_CHALLENGE_. Write out all the lines again, precisely as they stand, but without the images.

--- Start MATERIAL TO PROCESS ---

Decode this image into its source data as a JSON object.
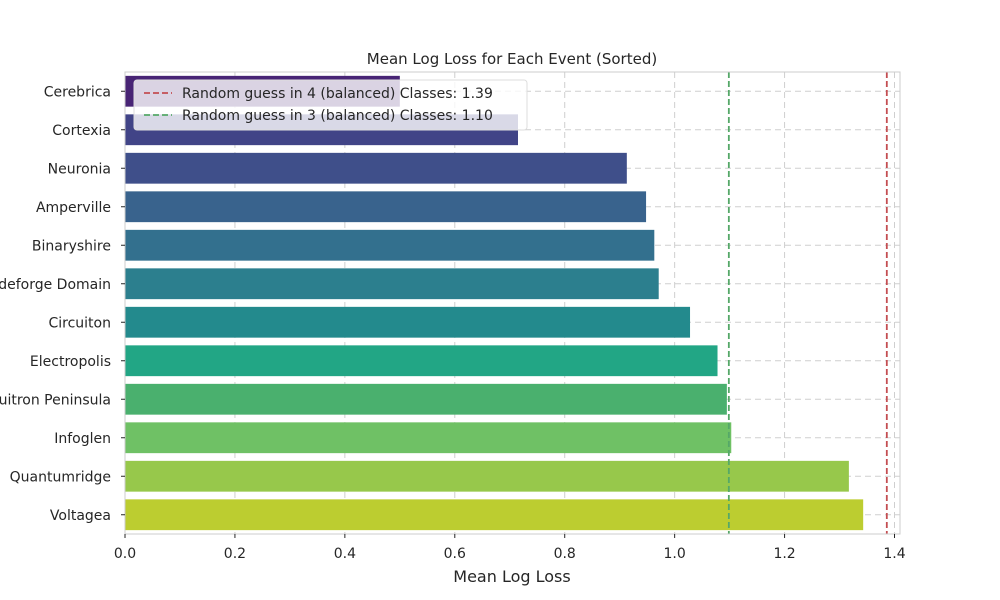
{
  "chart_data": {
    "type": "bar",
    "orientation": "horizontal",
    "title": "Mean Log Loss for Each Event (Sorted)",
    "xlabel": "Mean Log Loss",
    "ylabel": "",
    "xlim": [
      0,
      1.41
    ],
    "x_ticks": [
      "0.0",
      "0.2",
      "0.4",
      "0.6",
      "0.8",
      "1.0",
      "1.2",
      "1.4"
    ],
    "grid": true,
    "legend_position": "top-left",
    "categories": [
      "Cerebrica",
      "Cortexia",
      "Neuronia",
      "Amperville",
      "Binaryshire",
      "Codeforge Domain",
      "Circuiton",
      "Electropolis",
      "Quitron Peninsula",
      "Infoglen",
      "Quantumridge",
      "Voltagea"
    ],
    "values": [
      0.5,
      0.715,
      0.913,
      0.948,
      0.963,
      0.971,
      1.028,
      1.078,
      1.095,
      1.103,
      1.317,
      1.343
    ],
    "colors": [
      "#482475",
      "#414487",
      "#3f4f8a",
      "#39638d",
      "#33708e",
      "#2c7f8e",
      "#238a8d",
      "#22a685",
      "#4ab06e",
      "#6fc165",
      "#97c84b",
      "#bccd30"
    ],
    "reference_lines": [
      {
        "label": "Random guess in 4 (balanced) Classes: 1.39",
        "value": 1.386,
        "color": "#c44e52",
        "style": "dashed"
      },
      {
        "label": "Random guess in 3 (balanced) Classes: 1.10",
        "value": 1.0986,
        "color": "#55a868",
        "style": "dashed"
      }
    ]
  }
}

--- End MATERIAL TO PROCESS ---

_EXERCISE RESPONSE_.
Decode this image into its source data as a JSON object.
{
  "chart_data": {
    "type": "bar",
    "orientation": "horizontal",
    "title": "Mean Log Loss for Each Event (Sorted)",
    "xlabel": "Mean Log Loss",
    "ylabel": "",
    "xlim": [
      0,
      1.41
    ],
    "x_ticks": [
      "0.0",
      "0.2",
      "0.4",
      "0.6",
      "0.8",
      "1.0",
      "1.2",
      "1.4"
    ],
    "grid": true,
    "legend_position": "top-left",
    "categories": [
      "Cerebrica",
      "Cortexia",
      "Neuronia",
      "Amperville",
      "Binaryshire",
      "Codeforge Domain",
      "Circuiton",
      "Electropolis",
      "Quitron Peninsula",
      "Infoglen",
      "Quantumridge",
      "Voltagea"
    ],
    "values": [
      0.5,
      0.715,
      0.913,
      0.948,
      0.963,
      0.971,
      1.028,
      1.078,
      1.095,
      1.103,
      1.317,
      1.343
    ],
    "colors": [
      "#482475",
      "#414487",
      "#3f4f8a",
      "#39638d",
      "#33708e",
      "#2c7f8e",
      "#238a8d",
      "#22a685",
      "#4ab06e",
      "#6fc165",
      "#97c84b",
      "#bccd30"
    ],
    "reference_lines": [
      {
        "label": "Random guess in 4 (balanced) Classes: 1.39",
        "value": 1.386,
        "color": "#c44e52",
        "style": "dashed"
      },
      {
        "label": "Random guess in 3 (balanced) Classes: 1.10",
        "value": 1.0986,
        "color": "#55a868",
        "style": "dashed"
      }
    ]
  }
}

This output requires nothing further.